__Given instruction__.
All entries must be extracted exactly, with nothing added or dropped.

__Dataset records__.
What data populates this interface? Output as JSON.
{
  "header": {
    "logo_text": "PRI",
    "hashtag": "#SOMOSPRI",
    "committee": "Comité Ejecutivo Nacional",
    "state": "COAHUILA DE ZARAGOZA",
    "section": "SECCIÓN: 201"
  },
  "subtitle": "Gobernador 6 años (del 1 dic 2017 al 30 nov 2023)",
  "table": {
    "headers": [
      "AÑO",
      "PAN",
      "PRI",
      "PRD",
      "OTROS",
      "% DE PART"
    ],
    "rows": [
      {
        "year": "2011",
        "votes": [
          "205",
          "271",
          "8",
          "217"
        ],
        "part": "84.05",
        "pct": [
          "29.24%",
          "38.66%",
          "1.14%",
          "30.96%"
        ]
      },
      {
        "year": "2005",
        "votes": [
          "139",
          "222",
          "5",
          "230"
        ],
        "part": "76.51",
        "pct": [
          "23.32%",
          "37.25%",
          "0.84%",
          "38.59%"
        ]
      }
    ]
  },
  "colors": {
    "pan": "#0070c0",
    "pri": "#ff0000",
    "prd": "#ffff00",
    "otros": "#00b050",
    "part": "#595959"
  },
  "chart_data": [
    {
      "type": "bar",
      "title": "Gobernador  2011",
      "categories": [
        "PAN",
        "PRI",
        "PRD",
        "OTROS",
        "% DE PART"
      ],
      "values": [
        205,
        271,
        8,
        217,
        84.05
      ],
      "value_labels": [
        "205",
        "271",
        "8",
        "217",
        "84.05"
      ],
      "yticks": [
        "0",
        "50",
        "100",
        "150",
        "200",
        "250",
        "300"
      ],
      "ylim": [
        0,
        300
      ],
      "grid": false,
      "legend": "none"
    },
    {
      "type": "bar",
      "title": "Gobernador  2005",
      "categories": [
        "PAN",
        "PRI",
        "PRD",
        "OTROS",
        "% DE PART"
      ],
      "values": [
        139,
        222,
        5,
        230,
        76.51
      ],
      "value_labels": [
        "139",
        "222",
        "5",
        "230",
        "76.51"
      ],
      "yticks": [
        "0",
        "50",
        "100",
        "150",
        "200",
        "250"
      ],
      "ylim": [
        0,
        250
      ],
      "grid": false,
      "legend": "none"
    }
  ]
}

__Final result__.
What data populates this interface? Output as JSON.
{
  "header": {
    "logo_text": "PRI",
    "hashtag": "#SOMOSPRI",
    "committee": "Comité Ejecutivo Nacional",
    "state": "COAHUILA DE ZARAGOZA",
    "section": "SECCIÓN: 201"
  },
  "subtitle": "Gobernador 6 años (del 1 dic 2017 al 30 nov 2023)",
  "table": {
    "headers": [
      "AÑO",
      "PAN",
      "PRI",
      "PRD",
      "OTROS",
      "% DE PART"
    ],
    "rows": [
      {
        "year": "2011",
        "votes": [
          "205",
          "271",
          "8",
          "217"
        ],
        "part": "84.05",
        "pct": [
          "29.24%",
          "38.66%",
          "1.14%",
          "30.96%"
        ]
      },
      {
        "year": "2005",
        "votes": [
          "139",
          "222",
          "5",
          "230"
        ],
        "part": "76.51",
        "pct": [
          "23.32%",
          "37.25%",
          "0.84%",
          "38.59%"
        ]
      }
    ]
  },
  "colors": {
    "pan": "#0070c0",
    "pri": "#ff0000",
    "prd": "#ffff00",
    "otros": "#00b050",
    "part": "#595959"
  },
  "chart_data": [
    {
      "type": "bar",
      "title": "Gobernador  2011",
      "categories": [
        "PAN",
        "PRI",
        "PRD",
        "OTROS",
        "% DE PART"
      ],
      "values": [
        205,
        271,
        8,
        217,
        84.05
      ],
      "value_labels": [
        "205",
        "271",
        "8",
        "217",
        "84.05"
      ],
      "yticks": [
        "0",
        "50",
        "100",
        "150",
        "200",
        "250",
        "300"
      ],
      "ylim": [
        0,
        300
      ],
      "grid": false,
      "legend": "none"
    },
    {
      "type": "bar",
      "title": "Gobernador  2005",
      "categories": [
        "PAN",
        "PRI",
        "PRD",
        "OTROS",
        "% DE PART"
      ],
      "values": [
        139,
        222,
        5,
        230,
        76.51
      ],
      "value_labels": [
        "139",
        "222",
        "5",
        "230",
        "76.51"
      ],
      "yticks": [
        "0",
        "50",
        "100",
        "150",
        "200",
        "250"
      ],
      "ylim": [
        0,
        250
      ],
      "grid": false,
      "legend": "none"
    }
  ]
}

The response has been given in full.